WHAT TO WORK ON: Copy the records word for word, starting at their first line and stopping after the line that contains "version-name-help: You can". Include both of those lines.

DATA EXTRACT:
----
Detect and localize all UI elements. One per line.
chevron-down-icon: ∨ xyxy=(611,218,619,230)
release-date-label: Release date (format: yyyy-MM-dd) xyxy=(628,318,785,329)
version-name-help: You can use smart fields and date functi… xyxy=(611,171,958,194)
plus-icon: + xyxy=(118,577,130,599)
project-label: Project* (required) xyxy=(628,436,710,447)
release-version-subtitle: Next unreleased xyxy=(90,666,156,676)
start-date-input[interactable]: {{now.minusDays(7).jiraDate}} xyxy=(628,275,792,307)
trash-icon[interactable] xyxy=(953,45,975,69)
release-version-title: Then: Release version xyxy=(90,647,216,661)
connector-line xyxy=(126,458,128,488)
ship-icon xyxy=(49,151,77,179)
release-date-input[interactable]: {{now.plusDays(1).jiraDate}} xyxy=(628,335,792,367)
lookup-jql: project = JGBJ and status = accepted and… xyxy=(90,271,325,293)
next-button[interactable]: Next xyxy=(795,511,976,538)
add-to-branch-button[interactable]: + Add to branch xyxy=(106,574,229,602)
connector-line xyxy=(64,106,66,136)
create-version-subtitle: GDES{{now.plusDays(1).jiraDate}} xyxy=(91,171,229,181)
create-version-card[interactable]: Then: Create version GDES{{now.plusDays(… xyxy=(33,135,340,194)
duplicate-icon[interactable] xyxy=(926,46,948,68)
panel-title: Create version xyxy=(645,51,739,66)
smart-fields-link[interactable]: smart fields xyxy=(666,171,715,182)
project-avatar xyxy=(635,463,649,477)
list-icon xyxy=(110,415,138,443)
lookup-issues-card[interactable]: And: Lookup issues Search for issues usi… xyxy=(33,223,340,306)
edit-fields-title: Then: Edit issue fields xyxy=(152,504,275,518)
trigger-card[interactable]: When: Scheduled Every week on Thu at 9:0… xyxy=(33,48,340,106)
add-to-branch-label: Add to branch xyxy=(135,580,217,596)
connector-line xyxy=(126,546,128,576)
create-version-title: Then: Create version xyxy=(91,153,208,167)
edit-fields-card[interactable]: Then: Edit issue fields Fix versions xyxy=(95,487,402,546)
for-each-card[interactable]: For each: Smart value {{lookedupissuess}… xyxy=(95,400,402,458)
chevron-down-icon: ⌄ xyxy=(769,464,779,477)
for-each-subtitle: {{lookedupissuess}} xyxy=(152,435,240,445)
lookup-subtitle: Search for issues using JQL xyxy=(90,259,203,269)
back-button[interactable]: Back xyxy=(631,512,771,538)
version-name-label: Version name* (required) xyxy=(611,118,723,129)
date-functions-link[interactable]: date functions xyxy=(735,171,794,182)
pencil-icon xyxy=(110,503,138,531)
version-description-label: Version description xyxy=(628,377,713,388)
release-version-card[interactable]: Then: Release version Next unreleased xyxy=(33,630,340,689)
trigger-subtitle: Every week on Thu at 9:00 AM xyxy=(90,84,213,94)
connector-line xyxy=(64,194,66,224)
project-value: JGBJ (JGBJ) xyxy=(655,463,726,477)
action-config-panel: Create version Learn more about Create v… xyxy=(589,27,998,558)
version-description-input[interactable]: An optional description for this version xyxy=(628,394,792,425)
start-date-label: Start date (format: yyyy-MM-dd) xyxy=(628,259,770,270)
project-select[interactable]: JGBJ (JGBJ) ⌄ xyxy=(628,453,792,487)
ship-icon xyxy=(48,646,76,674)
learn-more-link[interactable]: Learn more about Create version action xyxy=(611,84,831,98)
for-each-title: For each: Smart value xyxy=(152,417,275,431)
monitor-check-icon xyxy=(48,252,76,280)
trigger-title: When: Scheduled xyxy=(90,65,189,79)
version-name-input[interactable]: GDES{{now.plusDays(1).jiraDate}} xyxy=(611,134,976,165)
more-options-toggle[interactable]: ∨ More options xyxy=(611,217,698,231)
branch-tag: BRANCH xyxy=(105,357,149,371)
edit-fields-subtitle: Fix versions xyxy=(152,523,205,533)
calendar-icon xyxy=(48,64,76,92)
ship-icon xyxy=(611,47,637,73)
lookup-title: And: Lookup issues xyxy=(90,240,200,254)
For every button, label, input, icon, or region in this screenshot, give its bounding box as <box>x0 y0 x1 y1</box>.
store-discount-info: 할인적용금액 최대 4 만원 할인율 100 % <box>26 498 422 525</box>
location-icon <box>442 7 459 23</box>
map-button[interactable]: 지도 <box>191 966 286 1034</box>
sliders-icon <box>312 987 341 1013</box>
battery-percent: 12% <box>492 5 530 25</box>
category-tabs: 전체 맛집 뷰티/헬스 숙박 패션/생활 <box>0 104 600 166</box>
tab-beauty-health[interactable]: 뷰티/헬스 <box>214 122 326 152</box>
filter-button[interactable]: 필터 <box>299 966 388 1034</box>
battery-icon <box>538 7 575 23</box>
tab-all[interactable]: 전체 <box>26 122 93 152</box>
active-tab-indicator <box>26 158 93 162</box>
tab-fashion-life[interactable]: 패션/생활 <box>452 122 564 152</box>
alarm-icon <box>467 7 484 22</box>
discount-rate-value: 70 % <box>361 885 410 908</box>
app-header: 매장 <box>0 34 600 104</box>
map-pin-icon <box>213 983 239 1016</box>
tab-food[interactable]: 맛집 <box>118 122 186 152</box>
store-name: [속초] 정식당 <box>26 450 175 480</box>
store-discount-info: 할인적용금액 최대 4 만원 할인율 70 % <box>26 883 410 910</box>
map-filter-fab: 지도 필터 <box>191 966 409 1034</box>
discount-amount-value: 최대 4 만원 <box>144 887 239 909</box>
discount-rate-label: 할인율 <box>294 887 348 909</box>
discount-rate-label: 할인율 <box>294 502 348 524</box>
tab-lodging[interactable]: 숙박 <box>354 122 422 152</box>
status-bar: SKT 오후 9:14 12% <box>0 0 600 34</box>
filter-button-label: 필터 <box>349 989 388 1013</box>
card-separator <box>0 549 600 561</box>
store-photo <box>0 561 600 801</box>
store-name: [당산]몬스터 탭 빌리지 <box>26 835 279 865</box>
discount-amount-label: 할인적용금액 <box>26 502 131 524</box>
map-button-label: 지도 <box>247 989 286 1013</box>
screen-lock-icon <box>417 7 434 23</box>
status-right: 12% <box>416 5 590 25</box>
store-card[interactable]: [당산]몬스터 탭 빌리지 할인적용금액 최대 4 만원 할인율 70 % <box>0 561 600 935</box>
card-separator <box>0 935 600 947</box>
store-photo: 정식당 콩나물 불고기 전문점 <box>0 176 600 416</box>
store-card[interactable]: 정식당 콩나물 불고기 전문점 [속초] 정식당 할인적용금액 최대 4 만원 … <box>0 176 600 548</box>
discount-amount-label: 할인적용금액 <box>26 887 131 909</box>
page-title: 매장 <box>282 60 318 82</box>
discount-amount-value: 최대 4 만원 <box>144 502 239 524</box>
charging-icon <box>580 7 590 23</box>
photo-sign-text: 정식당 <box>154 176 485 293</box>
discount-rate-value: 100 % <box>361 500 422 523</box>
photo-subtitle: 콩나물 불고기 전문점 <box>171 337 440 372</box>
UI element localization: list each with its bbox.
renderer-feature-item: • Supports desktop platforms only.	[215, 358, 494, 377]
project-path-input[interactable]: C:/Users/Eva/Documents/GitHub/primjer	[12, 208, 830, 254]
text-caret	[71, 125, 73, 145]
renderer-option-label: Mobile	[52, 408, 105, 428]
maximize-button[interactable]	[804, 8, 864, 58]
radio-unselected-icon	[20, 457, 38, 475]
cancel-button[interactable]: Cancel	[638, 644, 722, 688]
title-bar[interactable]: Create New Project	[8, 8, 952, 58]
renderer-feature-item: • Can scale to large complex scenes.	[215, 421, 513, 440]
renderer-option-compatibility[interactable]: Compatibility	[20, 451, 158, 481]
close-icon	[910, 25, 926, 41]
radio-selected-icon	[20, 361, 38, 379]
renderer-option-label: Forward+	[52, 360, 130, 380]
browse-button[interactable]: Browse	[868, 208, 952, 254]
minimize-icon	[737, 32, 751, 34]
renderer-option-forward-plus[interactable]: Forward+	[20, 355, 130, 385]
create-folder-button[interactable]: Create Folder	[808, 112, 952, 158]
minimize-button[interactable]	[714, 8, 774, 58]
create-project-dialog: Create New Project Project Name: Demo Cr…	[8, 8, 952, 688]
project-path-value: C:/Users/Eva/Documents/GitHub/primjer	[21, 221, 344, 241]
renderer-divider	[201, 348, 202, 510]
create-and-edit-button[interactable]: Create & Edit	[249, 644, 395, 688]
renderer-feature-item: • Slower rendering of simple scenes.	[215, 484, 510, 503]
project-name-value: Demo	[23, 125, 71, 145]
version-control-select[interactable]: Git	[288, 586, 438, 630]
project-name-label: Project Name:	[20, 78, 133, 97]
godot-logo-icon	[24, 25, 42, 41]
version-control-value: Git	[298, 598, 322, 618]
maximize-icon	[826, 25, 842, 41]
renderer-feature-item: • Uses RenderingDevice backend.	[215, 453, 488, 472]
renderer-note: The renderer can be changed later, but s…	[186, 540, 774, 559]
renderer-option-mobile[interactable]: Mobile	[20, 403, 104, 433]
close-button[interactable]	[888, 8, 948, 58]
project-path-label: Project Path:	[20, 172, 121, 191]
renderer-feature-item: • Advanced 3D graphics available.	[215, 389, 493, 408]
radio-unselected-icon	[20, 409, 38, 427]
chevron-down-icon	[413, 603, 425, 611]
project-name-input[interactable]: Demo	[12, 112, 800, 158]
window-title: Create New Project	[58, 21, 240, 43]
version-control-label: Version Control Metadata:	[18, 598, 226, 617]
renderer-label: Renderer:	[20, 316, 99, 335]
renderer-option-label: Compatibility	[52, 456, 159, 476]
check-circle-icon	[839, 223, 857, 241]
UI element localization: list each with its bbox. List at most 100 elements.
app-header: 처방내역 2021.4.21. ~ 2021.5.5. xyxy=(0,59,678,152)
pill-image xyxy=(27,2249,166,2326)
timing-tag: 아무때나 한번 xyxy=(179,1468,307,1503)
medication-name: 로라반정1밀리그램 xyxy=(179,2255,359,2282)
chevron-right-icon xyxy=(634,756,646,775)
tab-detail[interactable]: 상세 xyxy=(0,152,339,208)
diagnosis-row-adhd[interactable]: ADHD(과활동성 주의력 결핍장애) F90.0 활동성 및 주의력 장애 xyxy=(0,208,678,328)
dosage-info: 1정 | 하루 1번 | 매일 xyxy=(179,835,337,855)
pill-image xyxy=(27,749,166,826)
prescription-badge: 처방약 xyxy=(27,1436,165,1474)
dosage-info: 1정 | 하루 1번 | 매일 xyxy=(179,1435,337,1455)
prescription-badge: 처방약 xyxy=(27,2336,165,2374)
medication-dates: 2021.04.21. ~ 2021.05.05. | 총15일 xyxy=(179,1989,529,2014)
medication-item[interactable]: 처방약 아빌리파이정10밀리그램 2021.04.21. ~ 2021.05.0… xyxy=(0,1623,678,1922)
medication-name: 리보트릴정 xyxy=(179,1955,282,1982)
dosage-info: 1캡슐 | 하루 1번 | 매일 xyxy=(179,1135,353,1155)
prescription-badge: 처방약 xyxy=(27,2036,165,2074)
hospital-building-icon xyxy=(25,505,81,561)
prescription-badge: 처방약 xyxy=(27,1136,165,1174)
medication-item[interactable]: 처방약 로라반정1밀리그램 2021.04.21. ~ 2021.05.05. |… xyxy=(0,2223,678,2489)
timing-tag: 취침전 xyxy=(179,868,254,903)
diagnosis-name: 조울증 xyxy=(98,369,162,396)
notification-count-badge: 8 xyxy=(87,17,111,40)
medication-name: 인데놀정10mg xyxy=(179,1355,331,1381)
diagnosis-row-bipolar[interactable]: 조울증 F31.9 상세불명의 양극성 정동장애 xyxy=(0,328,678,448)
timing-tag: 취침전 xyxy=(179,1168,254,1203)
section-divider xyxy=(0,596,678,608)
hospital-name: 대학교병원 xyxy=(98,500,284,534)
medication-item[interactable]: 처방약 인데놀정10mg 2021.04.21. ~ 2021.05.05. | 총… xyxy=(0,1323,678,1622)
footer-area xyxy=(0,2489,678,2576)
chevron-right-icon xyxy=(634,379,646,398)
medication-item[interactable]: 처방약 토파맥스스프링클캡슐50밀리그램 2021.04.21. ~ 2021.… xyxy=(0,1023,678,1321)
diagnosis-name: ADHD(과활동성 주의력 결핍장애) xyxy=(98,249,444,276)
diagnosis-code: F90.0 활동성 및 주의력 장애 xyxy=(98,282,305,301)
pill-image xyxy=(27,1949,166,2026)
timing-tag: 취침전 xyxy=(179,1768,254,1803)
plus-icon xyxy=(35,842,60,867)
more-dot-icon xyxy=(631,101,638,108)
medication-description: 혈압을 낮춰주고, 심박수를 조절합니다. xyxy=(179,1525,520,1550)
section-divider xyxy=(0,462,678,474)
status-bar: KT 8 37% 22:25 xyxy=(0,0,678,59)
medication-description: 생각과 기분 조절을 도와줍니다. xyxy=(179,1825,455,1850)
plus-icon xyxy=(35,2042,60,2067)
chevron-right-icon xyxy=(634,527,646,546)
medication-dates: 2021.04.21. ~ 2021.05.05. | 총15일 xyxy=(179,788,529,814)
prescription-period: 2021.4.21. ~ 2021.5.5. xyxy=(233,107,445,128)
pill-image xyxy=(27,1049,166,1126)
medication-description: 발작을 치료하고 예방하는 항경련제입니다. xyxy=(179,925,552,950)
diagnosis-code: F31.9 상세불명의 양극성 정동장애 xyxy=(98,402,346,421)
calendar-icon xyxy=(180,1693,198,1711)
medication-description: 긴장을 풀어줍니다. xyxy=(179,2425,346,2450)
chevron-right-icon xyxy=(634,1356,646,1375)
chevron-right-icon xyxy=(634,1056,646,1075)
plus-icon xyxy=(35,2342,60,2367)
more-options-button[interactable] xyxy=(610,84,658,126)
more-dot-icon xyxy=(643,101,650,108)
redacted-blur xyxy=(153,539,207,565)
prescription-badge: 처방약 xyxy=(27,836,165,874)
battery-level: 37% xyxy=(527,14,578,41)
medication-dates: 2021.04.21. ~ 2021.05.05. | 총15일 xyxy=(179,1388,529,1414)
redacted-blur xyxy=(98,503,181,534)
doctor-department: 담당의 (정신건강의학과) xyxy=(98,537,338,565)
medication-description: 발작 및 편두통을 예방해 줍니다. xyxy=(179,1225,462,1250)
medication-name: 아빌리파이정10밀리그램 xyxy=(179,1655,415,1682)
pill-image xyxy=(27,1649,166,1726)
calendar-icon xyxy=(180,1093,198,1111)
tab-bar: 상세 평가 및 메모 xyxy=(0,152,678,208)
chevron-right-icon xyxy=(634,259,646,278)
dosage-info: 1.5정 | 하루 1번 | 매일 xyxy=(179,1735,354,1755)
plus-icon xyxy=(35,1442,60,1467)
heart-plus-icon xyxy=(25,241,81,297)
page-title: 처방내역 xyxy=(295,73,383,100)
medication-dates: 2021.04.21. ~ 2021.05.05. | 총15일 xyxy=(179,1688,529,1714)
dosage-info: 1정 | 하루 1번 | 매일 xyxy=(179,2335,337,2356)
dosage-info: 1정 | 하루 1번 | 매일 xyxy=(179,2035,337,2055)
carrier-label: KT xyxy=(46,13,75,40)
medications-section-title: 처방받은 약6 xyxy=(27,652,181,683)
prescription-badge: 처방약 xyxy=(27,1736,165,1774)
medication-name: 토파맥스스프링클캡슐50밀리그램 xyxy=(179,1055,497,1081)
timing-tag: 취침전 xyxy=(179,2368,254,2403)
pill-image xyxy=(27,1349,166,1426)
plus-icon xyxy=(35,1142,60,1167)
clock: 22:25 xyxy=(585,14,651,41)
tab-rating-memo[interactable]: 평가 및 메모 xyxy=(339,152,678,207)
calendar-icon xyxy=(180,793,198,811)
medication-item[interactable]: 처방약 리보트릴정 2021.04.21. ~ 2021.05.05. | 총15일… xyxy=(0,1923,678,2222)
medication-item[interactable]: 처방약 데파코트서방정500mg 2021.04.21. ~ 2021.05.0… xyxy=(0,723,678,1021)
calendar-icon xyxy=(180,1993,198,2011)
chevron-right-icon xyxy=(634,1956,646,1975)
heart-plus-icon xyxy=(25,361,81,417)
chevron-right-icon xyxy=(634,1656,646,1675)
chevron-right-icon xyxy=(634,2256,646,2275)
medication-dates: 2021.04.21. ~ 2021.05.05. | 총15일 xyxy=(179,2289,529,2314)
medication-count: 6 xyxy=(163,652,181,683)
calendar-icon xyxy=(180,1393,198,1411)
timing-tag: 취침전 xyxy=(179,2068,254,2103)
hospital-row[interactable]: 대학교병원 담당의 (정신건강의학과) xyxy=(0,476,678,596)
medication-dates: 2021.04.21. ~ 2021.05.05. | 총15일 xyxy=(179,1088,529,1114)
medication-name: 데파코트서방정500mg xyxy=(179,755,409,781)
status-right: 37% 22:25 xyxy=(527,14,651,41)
----
REPLY TO THE TASK:
Detect and localize all UI elements. One per line.
chevron-down-icon: ∨ xyxy=(611,218,619,230)
release-date-label: Release date (format: yyyy-MM-dd) xyxy=(628,318,785,329)
version-name-help: You can use smart fields and date functi… xyxy=(611,171,958,194)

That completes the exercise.